Do this:
Retype exactly the stretch of lines that begins at the line containing "Transcribe the text in this document." and ends at the last line of the data, with no other lines.

Recorded information:

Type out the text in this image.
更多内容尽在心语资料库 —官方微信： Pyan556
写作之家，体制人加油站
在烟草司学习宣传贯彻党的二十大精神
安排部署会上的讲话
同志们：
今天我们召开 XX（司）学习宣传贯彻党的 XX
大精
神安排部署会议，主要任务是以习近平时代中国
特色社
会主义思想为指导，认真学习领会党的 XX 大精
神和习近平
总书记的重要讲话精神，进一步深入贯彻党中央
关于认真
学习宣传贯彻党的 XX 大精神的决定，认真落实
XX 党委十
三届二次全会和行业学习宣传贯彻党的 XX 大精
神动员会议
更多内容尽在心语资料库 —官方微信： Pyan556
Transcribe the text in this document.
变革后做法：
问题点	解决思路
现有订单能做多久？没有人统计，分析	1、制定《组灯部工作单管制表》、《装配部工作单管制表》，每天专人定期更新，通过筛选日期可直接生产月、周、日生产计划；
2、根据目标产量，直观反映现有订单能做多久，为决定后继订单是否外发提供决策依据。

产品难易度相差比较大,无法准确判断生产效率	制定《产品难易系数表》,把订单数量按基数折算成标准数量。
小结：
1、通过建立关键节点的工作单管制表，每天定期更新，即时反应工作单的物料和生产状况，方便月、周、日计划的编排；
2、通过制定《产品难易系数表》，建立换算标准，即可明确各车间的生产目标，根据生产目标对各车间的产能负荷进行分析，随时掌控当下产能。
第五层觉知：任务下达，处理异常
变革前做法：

Solution to this task:
Transcribe the text in this document.
变革后做法：
问题点	解决思路
现有订单能做多久？没有人统计，分析	1、制定《组灯部工作单管制表》、《装配部工作单管制表》，每天专人定期更新，通过筛选日期可直接生产月、周、日生产计划；
2、根据目标产量，直观反映现有订单能做多久，为决定后继订单是否外发提供决策依据。

产品难易度相差比较大,无法准确判断生产效率	制定《产品难易系数表》,把订单数量按基数折算成标准数量。
小结：
1、通过建立关键节点的工作单管制表，每天定期更新，即时反应工作单的物料和生产状况，方便月、周、日计划的编排；
2、通过制定《产品难易系数表》，建立换算标准，即可明确各车间的生产目标，根据生产目标对各车间的产能负荷进行分析，随时掌控当下产能。
第五层觉知：任务下达，处理异常
变革前做法：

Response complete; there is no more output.